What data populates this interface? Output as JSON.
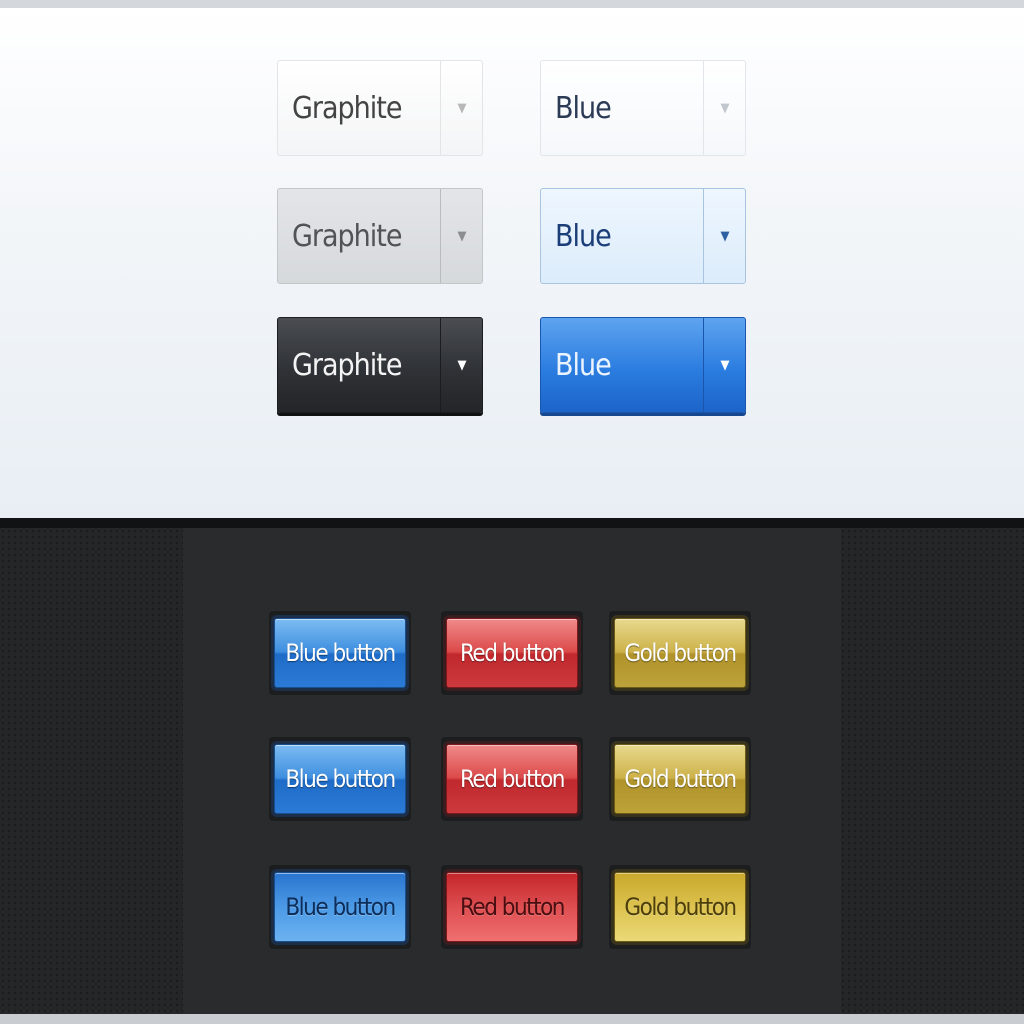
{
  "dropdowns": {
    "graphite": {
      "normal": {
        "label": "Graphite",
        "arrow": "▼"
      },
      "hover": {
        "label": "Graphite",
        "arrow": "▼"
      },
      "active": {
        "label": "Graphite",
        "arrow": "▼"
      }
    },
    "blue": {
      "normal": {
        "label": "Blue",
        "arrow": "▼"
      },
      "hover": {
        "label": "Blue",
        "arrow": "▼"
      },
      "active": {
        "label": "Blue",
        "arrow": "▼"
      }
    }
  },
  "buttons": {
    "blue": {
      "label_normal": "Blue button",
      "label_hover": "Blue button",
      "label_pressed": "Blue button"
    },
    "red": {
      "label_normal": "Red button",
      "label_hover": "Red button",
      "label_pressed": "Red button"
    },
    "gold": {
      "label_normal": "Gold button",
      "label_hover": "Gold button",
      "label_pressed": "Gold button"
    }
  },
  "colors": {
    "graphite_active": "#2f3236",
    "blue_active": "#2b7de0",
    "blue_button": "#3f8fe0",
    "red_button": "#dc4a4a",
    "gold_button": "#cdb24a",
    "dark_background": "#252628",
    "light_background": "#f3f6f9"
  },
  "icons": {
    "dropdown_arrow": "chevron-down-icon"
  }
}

[EXERCISE INSTRUCTIONS]
Give every line back word for word and leave the pictures out.

[EXERCISE ANSWER]
What data populates this interface? Output as JSON.
{
  "dropdowns": {
    "graphite": {
      "normal": {
        "label": "Graphite",
        "arrow": "▼"
      },
      "hover": {
        "label": "Graphite",
        "arrow": "▼"
      },
      "active": {
        "label": "Graphite",
        "arrow": "▼"
      }
    },
    "blue": {
      "normal": {
        "label": "Blue",
        "arrow": "▼"
      },
      "hover": {
        "label": "Blue",
        "arrow": "▼"
      },
      "active": {
        "label": "Blue",
        "arrow": "▼"
      }
    }
  },
  "buttons": {
    "blue": {
      "label_normal": "Blue button",
      "label_hover": "Blue button",
      "label_pressed": "Blue button"
    },
    "red": {
      "label_normal": "Red button",
      "label_hover": "Red button",
      "label_pressed": "Red button"
    },
    "gold": {
      "label_normal": "Gold button",
      "label_hover": "Gold button",
      "label_pressed": "Gold button"
    }
  },
  "colors": {
    "graphite_active": "#2f3236",
    "blue_active": "#2b7de0",
    "blue_button": "#3f8fe0",
    "red_button": "#dc4a4a",
    "gold_button": "#cdb24a",
    "dark_background": "#252628",
    "light_background": "#f3f6f9"
  },
  "icons": {
    "dropdown_arrow": "chevron-down-icon"
  }
}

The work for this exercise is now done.